Extract the complete data exactly as given.

───

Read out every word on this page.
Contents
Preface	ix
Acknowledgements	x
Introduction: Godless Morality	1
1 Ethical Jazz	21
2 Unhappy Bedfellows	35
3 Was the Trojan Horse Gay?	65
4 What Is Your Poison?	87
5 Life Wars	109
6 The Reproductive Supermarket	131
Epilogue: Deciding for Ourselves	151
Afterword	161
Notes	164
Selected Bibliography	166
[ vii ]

───

▸ THE REPLY
Read out every word on this page.
Contents
Preface	ix
Acknowledgements	x
Introduction: Godless Morality	1
1 Ethical Jazz	21
2 Unhappy Bedfellows	35
3 Was the Trojan Horse Gay?	65
4 What Is Your Poison?	87
5 Life Wars	109
6 The Reproductive Supermarket	131
Epilogue: Deciding for Ourselves	151
Afterword	161
Notes	164
Selected Bibliography	166
[ vii ]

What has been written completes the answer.